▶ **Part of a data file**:

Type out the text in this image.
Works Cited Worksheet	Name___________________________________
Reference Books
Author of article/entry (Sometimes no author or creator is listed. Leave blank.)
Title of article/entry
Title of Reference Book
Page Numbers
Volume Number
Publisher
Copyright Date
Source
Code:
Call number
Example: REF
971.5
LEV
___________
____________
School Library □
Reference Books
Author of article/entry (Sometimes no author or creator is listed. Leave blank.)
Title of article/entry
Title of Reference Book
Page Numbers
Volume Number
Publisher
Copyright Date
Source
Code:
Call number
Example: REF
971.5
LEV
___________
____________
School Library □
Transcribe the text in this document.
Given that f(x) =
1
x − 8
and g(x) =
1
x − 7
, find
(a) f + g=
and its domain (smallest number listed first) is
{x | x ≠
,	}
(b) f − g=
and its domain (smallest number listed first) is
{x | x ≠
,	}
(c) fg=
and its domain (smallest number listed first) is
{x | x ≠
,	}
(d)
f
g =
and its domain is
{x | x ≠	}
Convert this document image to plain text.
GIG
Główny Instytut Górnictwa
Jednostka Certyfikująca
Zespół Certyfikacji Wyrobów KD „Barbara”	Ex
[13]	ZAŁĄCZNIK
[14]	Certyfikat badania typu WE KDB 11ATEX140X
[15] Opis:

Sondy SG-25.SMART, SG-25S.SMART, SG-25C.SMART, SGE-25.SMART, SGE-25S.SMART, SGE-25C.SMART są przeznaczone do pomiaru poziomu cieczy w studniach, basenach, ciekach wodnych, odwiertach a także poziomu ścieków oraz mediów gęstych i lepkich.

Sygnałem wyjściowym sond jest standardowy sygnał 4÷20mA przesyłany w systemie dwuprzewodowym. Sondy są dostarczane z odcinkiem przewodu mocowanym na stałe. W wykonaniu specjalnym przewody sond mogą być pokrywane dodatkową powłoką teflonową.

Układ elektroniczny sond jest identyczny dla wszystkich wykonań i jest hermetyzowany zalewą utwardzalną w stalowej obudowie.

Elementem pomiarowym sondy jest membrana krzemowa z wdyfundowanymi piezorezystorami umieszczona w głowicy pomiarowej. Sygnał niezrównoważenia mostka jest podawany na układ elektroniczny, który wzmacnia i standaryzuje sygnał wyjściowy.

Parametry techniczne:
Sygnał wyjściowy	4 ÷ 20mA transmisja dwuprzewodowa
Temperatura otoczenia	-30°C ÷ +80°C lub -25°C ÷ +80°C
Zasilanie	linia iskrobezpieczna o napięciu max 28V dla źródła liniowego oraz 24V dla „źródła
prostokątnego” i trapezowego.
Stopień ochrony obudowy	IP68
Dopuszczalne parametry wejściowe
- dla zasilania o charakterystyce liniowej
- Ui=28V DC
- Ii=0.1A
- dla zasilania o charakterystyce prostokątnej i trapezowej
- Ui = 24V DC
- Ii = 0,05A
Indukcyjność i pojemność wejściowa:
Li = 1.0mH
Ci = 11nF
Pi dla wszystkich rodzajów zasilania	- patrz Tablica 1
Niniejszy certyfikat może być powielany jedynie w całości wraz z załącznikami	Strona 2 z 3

▶ **WORK INSTRUCTIONS**: Check the data for the word "jest" and pull out the lines that have it.

▶ **SOLUTION TO THIS PROBLEM**:
Sygnałem wyjściowym sond jest standardowy sygnał 4÷20mA przesyłany w systemie dwuprzewodowym. Sondy są dostarczane z odcinkiem przewodu mocowanym na stałe. W wykonaniu specjalnym przewody sond mogą być pokrywane dodatkową powłoką teflonową.
Układ elektroniczny sond jest identyczny dla wszystkich wykonań i jest hermetyzowany zalewą utwardzalną w stalowej obudowie.
Elementem pomiarowym sondy jest membrana krzemowa z wdyfundowanymi piezorezystorami umieszczona w głowicy pomiarowej. Sygnał niezrównoważenia mostka jest podawany na układ elektroniczny, który wzmacnia i standaryzuje sygnał wyjściowy.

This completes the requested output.